Exercise materials:
Start

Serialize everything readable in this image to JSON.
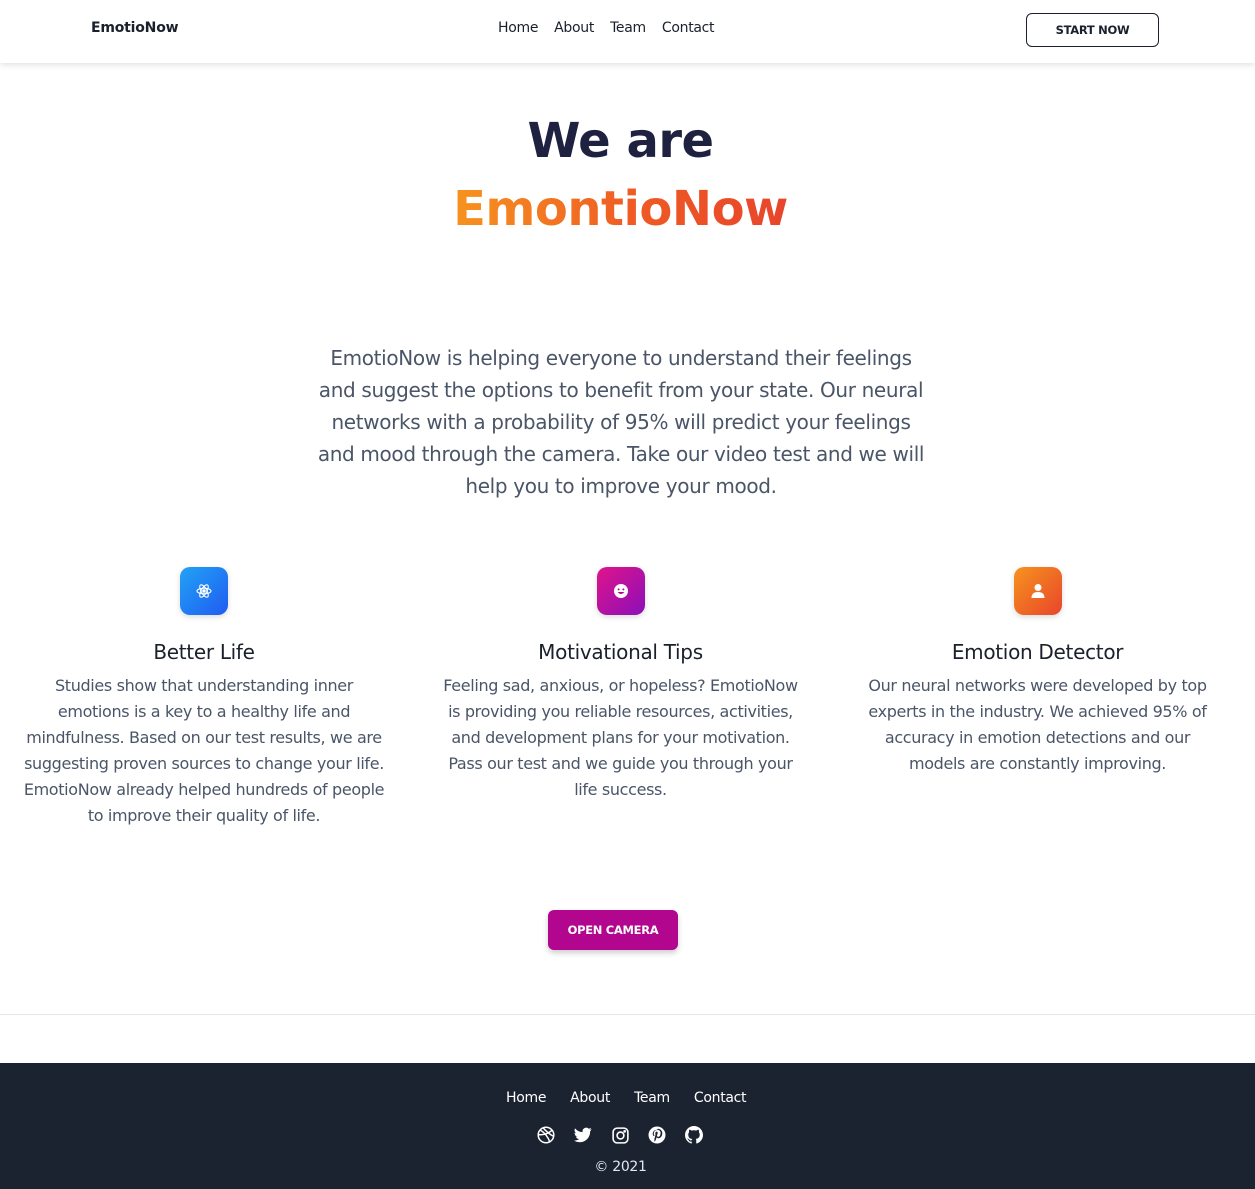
{
  "header": {
    "brand": "EmotioNow",
    "nav": [
      "Home",
      "About",
      "Team",
      "Contact"
    ],
    "cta_label": "START NOW"
  },
  "hero": {
    "line1": "We are",
    "line2": "EmontioNow",
    "description": "EmotioNow is helping everyone to understand their feelings and suggest the options to benefit from your state. Our neural networks with a probability of 95% will predict your feelings and mood through the camera. Take our video test and we will help you to improve your mood."
  },
  "features": [
    {
      "icon": "atom-icon",
      "title": "Better Life",
      "text": "Studies show that understanding inner emotions is a key to a healthy life and mindfulness. Based on our test results, we are suggesting proven sources to change your life. EmotioNow already helped hundreds of people to improve their quality of life.",
      "color": "#1f5bf2"
    },
    {
      "icon": "smile-icon",
      "title": "Motivational Tips",
      "text": "Feeling sad, anxious, or hopeless? EmotioNow is providing you reliable resources, activities, and development plans for your motivation. Pass our test and we guide you through your life success.",
      "color": "#b3068f"
    },
    {
      "icon": "user-icon",
      "title": "Emotion Detector",
      "text": "Our neural networks were developed by top experts in the industry. We achieved 95% of accuracy in emotion detections and our models are constantly improving.",
      "color": "#ee5a24"
    }
  ],
  "camera_button": "OPEN CAMERA",
  "footer": {
    "nav": [
      "Home",
      "About",
      "Team",
      "Contact"
    ],
    "socials": [
      "dribbble-icon",
      "twitter-icon",
      "instagram-icon",
      "pinterest-icon",
      "github-icon"
    ],
    "copyright": "© 2021",
    "background": "#1b2230"
  }
}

End

Task description: Restate the records word for word, omitting images.

Result:
Serialize everything readable in this image to JSON.
{
  "header": {
    "brand": "EmotioNow",
    "nav": [
      "Home",
      "About",
      "Team",
      "Contact"
    ],
    "cta_label": "START NOW"
  },
  "hero": {
    "line1": "We are",
    "line2": "EmontioNow",
    "description": "EmotioNow is helping everyone to understand their feelings and suggest the options to benefit from your state. Our neural networks with a probability of 95% will predict your feelings and mood through the camera. Take our video test and we will help you to improve your mood."
  },
  "features": [
    {
      "icon": "atom-icon",
      "title": "Better Life",
      "text": "Studies show that understanding inner emotions is a key to a healthy life and mindfulness. Based on our test results, we are suggesting proven sources to change your life. EmotioNow already helped hundreds of people to improve their quality of life.",
      "color": "#1f5bf2"
    },
    {
      "icon": "smile-icon",
      "title": "Motivational Tips",
      "text": "Feeling sad, anxious, or hopeless? EmotioNow is providing you reliable resources, activities, and development plans for your motivation. Pass our test and we guide you through your life success.",
      "color": "#b3068f"
    },
    {
      "icon": "user-icon",
      "title": "Emotion Detector",
      "text": "Our neural networks were developed by top experts in the industry. We achieved 95% of accuracy in emotion detections and our models are constantly improving.",
      "color": "#ee5a24"
    }
  ],
  "camera_button": "OPEN CAMERA",
  "footer": {
    "nav": [
      "Home",
      "About",
      "Team",
      "Contact"
    ],
    "socials": [
      "dribbble-icon",
      "twitter-icon",
      "instagram-icon",
      "pinterest-icon",
      "github-icon"
    ],
    "copyright": "© 2021",
    "background": "#1b2230"
  }
}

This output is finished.